▶ [Task to carry out]: Please retype the data in full and exactly; the pictures are not part of the copy.

======== Material for this task ========

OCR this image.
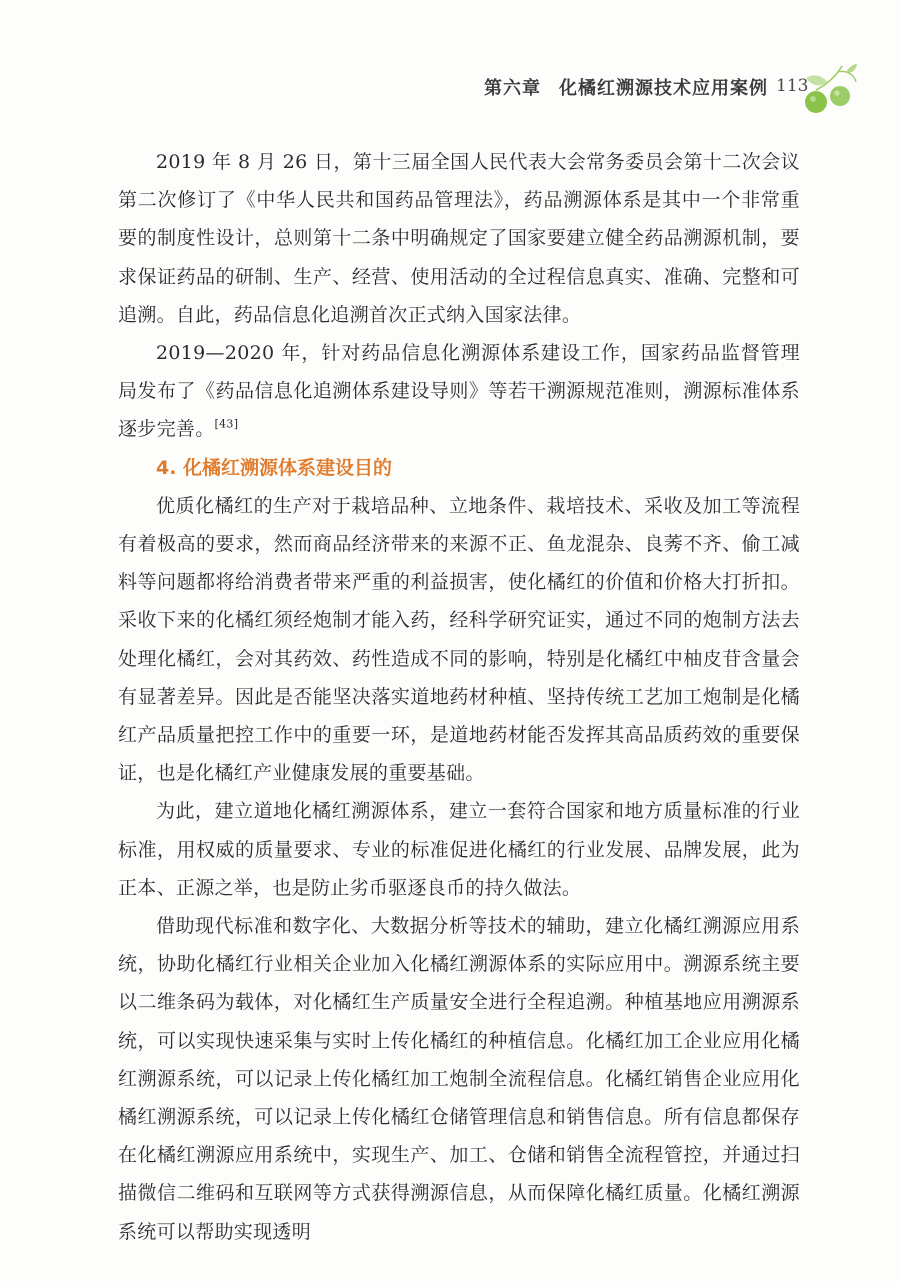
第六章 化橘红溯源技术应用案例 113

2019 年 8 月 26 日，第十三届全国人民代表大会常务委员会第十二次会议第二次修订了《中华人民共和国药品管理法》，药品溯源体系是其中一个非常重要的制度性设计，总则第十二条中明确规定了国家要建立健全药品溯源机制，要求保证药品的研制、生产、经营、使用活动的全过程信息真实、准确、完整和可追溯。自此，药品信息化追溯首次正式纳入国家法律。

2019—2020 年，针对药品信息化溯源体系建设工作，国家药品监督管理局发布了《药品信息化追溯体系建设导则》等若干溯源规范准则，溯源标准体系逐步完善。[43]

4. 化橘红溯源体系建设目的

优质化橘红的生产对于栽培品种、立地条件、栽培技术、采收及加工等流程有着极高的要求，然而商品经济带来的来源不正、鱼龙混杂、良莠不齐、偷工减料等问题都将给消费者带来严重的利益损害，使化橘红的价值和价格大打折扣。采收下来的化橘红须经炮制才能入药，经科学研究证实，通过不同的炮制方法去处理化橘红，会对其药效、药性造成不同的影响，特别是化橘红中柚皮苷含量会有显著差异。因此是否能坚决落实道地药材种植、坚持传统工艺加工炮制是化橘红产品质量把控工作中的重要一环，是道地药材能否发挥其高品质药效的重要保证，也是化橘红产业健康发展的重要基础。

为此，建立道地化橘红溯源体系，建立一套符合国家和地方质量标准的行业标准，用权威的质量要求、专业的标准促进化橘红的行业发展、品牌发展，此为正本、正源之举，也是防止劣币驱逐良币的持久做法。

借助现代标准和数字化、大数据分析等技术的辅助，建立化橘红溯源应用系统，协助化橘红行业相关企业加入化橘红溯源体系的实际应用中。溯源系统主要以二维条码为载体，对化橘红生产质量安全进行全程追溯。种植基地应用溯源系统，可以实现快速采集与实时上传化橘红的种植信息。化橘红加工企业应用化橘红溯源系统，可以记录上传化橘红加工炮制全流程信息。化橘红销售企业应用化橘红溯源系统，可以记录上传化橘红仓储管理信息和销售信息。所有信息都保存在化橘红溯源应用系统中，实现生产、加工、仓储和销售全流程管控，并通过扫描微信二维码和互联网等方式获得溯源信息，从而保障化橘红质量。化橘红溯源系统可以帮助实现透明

========

▶ [Reply to the task]:
OCR this image.
第六章 化橘红溯源技术应用案例 113

2019 年 8 月 26 日，第十三届全国人民代表大会常务委员会第十二次会议第二次修订了《中华人民共和国药品管理法》，药品溯源体系是其中一个非常重要的制度性设计，总则第十二条中明确规定了国家要建立健全药品溯源机制，要求保证药品的研制、生产、经营、使用活动的全过程信息真实、准确、完整和可追溯。自此，药品信息化追溯首次正式纳入国家法律。

2019—2020 年，针对药品信息化溯源体系建设工作，国家药品监督管理局发布了《药品信息化追溯体系建设导则》等若干溯源规范准则，溯源标准体系逐步完善。[43]

4. 化橘红溯源体系建设目的

优质化橘红的生产对于栽培品种、立地条件、栽培技术、采收及加工等流程有着极高的要求，然而商品经济带来的来源不正、鱼龙混杂、良莠不齐、偷工减料等问题都将给消费者带来严重的利益损害，使化橘红的价值和价格大打折扣。采收下来的化橘红须经炮制才能入药，经科学研究证实，通过不同的炮制方法去处理化橘红，会对其药效、药性造成不同的影响，特别是化橘红中柚皮苷含量会有显著差异。因此是否能坚决落实道地药材种植、坚持传统工艺加工炮制是化橘红产品质量把控工作中的重要一环，是道地药材能否发挥其高品质药效的重要保证，也是化橘红产业健康发展的重要基础。

为此，建立道地化橘红溯源体系，建立一套符合国家和地方质量标准的行业标准，用权威的质量要求、专业的标准促进化橘红的行业发展、品牌发展，此为正本、正源之举，也是防止劣币驱逐良币的持久做法。

借助现代标准和数字化、大数据分析等技术的辅助，建立化橘红溯源应用系统，协助化橘红行业相关企业加入化橘红溯源体系的实际应用中。溯源系统主要以二维条码为载体，对化橘红生产质量安全进行全程追溯。种植基地应用溯源系统，可以实现快速采集与实时上传化橘红的种植信息。化橘红加工企业应用化橘红溯源系统，可以记录上传化橘红加工炮制全流程信息。化橘红销售企业应用化橘红溯源系统，可以记录上传化橘红仓储管理信息和销售信息。所有信息都保存在化橘红溯源应用系统中，实现生产、加工、仓储和销售全流程管控，并通过扫描微信二维码和互联网等方式获得溯源信息，从而保障化橘红质量。化橘红溯源系统可以帮助实现透明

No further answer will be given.